**GOAL:**
Will you give the material below again, every line exactly as it is?
+---+
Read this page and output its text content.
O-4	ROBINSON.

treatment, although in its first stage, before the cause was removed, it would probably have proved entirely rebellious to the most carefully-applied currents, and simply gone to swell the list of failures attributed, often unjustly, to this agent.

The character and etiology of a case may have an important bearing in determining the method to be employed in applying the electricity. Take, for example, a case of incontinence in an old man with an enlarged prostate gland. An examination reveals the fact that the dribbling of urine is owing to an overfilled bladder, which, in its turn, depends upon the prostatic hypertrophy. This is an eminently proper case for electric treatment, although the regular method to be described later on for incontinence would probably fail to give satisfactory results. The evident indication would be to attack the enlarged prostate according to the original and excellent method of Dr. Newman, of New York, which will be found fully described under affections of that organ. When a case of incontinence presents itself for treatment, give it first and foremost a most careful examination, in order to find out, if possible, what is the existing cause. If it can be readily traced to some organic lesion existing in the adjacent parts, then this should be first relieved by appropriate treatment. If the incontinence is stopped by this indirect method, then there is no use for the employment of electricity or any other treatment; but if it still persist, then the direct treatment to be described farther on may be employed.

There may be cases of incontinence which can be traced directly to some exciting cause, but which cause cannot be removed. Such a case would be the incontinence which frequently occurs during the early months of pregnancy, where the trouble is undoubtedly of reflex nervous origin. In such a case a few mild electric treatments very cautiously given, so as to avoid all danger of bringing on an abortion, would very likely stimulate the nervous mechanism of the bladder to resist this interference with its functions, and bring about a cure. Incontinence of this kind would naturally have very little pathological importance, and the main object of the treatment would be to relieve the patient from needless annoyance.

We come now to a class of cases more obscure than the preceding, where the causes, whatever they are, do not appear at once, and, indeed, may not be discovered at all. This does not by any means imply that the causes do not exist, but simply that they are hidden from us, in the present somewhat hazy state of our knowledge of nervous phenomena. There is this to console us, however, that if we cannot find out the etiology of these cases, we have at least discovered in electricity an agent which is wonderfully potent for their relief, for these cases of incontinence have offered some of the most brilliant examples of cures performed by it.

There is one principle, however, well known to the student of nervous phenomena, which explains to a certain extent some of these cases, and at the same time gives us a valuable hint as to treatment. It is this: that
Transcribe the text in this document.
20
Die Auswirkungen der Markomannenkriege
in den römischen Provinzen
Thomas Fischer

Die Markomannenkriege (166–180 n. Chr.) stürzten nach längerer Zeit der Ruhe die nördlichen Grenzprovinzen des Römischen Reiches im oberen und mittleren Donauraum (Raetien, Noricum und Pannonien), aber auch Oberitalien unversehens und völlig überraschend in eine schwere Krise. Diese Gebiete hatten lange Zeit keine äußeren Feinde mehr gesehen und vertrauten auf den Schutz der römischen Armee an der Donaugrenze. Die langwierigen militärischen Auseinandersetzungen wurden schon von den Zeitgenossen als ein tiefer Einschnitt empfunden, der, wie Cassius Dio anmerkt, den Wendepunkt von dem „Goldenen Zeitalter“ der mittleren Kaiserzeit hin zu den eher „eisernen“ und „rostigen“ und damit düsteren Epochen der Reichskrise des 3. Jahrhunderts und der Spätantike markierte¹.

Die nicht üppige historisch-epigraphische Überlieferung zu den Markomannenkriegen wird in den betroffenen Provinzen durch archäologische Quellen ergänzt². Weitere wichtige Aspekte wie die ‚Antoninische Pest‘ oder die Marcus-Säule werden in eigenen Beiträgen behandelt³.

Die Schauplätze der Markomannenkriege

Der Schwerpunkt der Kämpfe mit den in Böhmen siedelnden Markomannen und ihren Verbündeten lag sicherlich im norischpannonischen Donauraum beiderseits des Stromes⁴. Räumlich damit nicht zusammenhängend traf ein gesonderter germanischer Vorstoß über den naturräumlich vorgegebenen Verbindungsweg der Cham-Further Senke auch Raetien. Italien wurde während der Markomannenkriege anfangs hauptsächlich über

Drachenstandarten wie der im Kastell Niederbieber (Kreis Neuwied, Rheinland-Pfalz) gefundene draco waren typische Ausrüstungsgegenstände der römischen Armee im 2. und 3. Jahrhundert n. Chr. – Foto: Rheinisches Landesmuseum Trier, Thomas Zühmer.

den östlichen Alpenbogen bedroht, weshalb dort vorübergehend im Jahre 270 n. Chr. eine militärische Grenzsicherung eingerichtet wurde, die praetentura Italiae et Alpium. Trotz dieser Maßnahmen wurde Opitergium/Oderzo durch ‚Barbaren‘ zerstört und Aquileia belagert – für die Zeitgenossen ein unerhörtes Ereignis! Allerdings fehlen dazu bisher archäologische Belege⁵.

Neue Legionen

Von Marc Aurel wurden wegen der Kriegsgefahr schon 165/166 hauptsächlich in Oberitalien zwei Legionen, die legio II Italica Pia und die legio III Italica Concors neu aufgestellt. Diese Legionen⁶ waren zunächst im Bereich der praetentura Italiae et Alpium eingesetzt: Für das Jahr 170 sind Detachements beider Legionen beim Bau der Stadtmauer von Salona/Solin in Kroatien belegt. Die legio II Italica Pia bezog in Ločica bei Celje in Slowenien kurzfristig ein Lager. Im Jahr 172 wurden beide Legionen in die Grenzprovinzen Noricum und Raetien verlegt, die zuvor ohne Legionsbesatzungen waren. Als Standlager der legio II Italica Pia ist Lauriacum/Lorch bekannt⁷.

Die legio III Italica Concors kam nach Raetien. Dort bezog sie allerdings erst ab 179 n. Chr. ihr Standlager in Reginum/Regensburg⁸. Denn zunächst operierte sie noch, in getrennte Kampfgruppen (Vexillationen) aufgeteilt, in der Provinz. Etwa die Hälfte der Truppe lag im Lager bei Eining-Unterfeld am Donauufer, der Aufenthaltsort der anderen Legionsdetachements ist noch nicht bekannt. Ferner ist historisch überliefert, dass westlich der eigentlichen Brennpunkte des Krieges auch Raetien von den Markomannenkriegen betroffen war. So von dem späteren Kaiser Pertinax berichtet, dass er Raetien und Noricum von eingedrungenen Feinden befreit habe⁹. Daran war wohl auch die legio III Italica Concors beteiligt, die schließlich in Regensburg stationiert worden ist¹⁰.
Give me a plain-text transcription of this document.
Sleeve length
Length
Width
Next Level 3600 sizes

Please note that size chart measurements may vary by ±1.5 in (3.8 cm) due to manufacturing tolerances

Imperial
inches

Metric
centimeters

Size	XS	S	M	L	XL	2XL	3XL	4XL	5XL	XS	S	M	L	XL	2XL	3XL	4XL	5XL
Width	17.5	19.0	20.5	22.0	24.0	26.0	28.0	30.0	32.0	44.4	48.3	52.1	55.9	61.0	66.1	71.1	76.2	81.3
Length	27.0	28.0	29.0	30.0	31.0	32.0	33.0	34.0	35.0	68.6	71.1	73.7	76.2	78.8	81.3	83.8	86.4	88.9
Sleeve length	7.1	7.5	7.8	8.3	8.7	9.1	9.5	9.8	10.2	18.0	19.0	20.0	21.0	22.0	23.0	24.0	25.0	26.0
+---+
**COMPLETE RESPONSE:**
Read this page and output its text content.
O-4	ROBINSON.

treatment, although in its first stage, before the cause was removed, it would probably have proved entirely rebellious to the most carefully-applied currents, and simply gone to swell the list of failures attributed, often unjustly, to this agent.

The character and etiology of a case may have an important bearing in determining the method to be employed in applying the electricity. Take, for example, a case of incontinence in an old man with an enlarged prostate gland. An examination reveals the fact that the dribbling of urine is owing to an overfilled bladder, which, in its turn, depends upon the prostatic hypertrophy. This is an eminently proper case for electric treatment, although the regular method to be described later on for incontinence would probably fail to give satisfactory results. The evident indication would be to attack the enlarged prostate according to the original and excellent method of Dr. Newman, of New York, which will be found fully described under affections of that organ. When a case of incontinence presents itself for treatment, give it first and foremost a most careful examination, in order to find out, if possible, what is the existing cause. If it can be readily traced to some organic lesion existing in the adjacent parts, then this should be first relieved by appropriate treatment. If the incontinence is stopped by this indirect method, then there is no use for the employment of electricity or any other treatment; but if it still persist, then the direct treatment to be described farther on may be employed.

There may be cases of incontinence which can be traced directly to some exciting cause, but which cause cannot be removed. Such a case would be the incontinence which frequently occurs during the early months of pregnancy, where the trouble is undoubtedly of reflex nervous origin. In such a case a few mild electric treatments very cautiously given, so as to avoid all danger of bringing on an abortion, would very likely stimulate the nervous mechanism of the bladder to resist this interference with its functions, and bring about a cure. Incontinence of this kind would naturally have very little pathological importance, and the main object of the treatment would be to relieve the patient from needless annoyance.

We come now to a class of cases more obscure than the preceding, where the causes, whatever they are, do not appear at once, and, indeed, may not be discovered at all. This does not by any means imply that the causes do not exist, but simply that they are hidden from us, in the present somewhat hazy state of our knowledge of nervous phenomena. There is this to console us, however, that if we cannot find out the etiology of these cases, we have at least discovered in electricity an agent which is wonderfully potent for their relief, for these cases of incontinence have offered some of the most brilliant examples of cures performed by it.

There is one principle, however, well known to the student of nervous phenomena, which explains to a certain extent some of these cases, and at the same time gives us a valuable hint as to treatment. It is this: that
Transcribe the text in this document.
20
Die Auswirkungen der Markomannenkriege
in den römischen Provinzen
Thomas Fischer

Die Markomannenkriege (166–180 n. Chr.) stürzten nach längerer Zeit der Ruhe die nördlichen Grenzprovinzen des Römischen Reiches im oberen und mittleren Donauraum (Raetien, Noricum und Pannonien), aber auch Oberitalien unversehens und völlig überraschend in eine schwere Krise. Diese Gebiete hatten lange Zeit keine äußeren Feinde mehr gesehen und vertrauten auf den Schutz der römischen Armee an der Donaugrenze. Die langwierigen militärischen Auseinandersetzungen wurden schon von den Zeitgenossen als ein tiefer Einschnitt empfunden, der, wie Cassius Dio anmerkt, den Wendepunkt von dem „Goldenen Zeitalter“ der mittleren Kaiserzeit hin zu den eher „eisernen“ und „rostigen“ und damit düsteren Epochen der Reichskrise des 3. Jahrhunderts und der Spätantike markierte¹.

Die nicht üppige historisch-epigraphische Überlieferung zu den Markomannenkriegen wird in den betroffenen Provinzen durch archäologische Quellen ergänzt². Weitere wichtige Aspekte wie die ‚Antoninische Pest‘ oder die Marcus-Säule werden in eigenen Beiträgen behandelt³.

Die Schauplätze der Markomannenkriege

Der Schwerpunkt der Kämpfe mit den in Böhmen siedelnden Markomannen und ihren Verbündeten lag sicherlich im norischpannonischen Donauraum beiderseits des Stromes⁴. Räumlich damit nicht zusammenhängend traf ein gesonderter germanischer Vorstoß über den naturräumlich vorgegebenen Verbindungsweg der Cham-Further Senke auch Raetien. Italien wurde während der Markomannenkriege anfangs hauptsächlich über

Drachenstandarten wie der im Kastell Niederbieber (Kreis Neuwied, Rheinland-Pfalz) gefundene draco waren typische Ausrüstungsgegenstände der römischen Armee im 2. und 3. Jahrhundert n. Chr. – Foto: Rheinisches Landesmuseum Trier, Thomas Zühmer.

den östlichen Alpenbogen bedroht, weshalb dort vorübergehend im Jahre 270 n. Chr. eine militärische Grenzsicherung eingerichtet wurde, die praetentura Italiae et Alpium. Trotz dieser Maßnahmen wurde Opitergium/Oderzo durch ‚Barbaren‘ zerstört und Aquileia belagert – für die Zeitgenossen ein unerhörtes Ereignis! Allerdings fehlen dazu bisher archäologische Belege⁵.

Neue Legionen

Von Marc Aurel wurden wegen der Kriegsgefahr schon 165/166 hauptsächlich in Oberitalien zwei Legionen, die legio II Italica Pia und die legio III Italica Concors neu aufgestellt. Diese Legionen⁶ waren zunächst im Bereich der praetentura Italiae et Alpium eingesetzt: Für das Jahr 170 sind Detachements beider Legionen beim Bau der Stadtmauer von Salona/Solin in Kroatien belegt. Die legio II Italica Pia bezog in Ločica bei Celje in Slowenien kurzfristig ein Lager. Im Jahr 172 wurden beide Legionen in die Grenzprovinzen Noricum und Raetien verlegt, die zuvor ohne Legionsbesatzungen waren. Als Standlager der legio II Italica Pia ist Lauriacum/Lorch bekannt⁷.

Die legio III Italica Concors kam nach Raetien. Dort bezog sie allerdings erst ab 179 n. Chr. ihr Standlager in Reginum/Regensburg⁸. Denn zunächst operierte sie noch, in getrennte Kampfgruppen (Vexillationen) aufgeteilt, in der Provinz. Etwa die Hälfte der Truppe lag im Lager bei Eining-Unterfeld am Donauufer, der Aufenthaltsort der anderen Legionsdetachements ist noch nicht bekannt. Ferner ist historisch überliefert, dass westlich der eigentlichen Brennpunkte des Krieges auch Raetien von den Markomannenkriegen betroffen war. So von dem späteren Kaiser Pertinax berichtet, dass er Raetien und Noricum von eingedrungenen Feinden befreit habe⁹. Daran war wohl auch die legio III Italica Concors beteiligt, die schließlich in Regensburg stationiert worden ist¹⁰.
Give me a plain-text transcription of this document.
Sleeve length
Length
Width
Next Level 3600 sizes

Please note that size chart measurements may vary by ±1.5 in (3.8 cm) due to manufacturing tolerances

Imperial
inches

Metric
centimeters

Size	XS	S	M	L	XL	2XL	3XL	4XL	5XL	XS	S	M	L	XL	2XL	3XL	4XL	5XL
Width	17.5	19.0	20.5	22.0	24.0	26.0	28.0	30.0	32.0	44.4	48.3	52.1	55.9	61.0	66.1	71.1	76.2	81.3
Length	27.0	28.0	29.0	30.0	31.0	32.0	33.0	34.0	35.0	68.6	71.1	73.7	76.2	78.8	81.3	83.8	86.4	88.9
Sleeve length	7.1	7.5	7.8	8.3	8.7	9.1	9.5	9.8	10.2	18.0	19.0	20.0	21.0	22.0	23.0	24.0	25.0	26.0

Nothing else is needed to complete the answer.